TASK GOAL
Locate each line of the material that contains "Risk", then return it.

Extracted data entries
▼
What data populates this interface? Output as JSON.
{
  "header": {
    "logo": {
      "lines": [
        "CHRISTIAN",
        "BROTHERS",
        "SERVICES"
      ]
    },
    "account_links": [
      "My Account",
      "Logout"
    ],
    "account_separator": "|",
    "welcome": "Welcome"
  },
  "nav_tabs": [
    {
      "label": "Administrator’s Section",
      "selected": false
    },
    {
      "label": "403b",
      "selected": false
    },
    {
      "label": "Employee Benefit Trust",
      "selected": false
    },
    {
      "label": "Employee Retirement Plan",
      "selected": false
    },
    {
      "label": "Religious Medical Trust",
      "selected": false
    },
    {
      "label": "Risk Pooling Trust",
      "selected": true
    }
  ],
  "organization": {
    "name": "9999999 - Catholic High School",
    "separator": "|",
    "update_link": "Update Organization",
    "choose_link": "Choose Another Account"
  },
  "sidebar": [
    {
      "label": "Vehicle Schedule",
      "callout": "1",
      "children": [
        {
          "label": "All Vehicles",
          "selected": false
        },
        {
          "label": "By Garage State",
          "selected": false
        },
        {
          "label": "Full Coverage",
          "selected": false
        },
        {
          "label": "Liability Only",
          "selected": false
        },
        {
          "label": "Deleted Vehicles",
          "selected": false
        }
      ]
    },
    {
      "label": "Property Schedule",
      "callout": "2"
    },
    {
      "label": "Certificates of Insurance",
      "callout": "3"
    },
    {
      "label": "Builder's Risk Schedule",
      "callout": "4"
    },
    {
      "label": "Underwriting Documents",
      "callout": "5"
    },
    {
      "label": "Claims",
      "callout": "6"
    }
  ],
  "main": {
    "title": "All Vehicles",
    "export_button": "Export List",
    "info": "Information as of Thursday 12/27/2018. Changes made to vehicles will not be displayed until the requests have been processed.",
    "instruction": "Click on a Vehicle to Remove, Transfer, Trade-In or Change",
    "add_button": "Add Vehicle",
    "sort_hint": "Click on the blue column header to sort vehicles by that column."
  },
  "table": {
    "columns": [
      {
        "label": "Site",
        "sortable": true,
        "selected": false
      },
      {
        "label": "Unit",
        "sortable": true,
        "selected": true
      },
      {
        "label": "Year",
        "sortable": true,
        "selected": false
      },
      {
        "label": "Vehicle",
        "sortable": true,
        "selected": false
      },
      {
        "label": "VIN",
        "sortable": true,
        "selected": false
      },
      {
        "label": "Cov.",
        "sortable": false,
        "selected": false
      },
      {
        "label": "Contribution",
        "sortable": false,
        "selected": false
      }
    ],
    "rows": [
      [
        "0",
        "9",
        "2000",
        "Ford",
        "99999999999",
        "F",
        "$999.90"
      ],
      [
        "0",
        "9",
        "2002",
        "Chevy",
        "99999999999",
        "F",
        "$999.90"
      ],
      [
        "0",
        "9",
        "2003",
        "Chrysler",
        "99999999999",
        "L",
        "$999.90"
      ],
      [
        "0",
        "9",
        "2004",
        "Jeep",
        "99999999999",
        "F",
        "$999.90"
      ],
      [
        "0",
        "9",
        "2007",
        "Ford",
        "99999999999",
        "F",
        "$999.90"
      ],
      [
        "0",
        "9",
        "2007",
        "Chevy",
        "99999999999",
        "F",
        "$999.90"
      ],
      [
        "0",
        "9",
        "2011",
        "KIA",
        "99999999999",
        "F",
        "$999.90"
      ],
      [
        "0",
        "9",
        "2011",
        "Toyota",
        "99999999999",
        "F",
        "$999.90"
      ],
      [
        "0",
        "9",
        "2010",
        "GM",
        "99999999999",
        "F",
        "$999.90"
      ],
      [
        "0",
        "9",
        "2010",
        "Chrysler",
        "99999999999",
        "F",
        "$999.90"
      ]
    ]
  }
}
▲
FULL SOLUTION
      "label": "Risk Pooling Trust",
      "label": "Builder's Risk Schedule",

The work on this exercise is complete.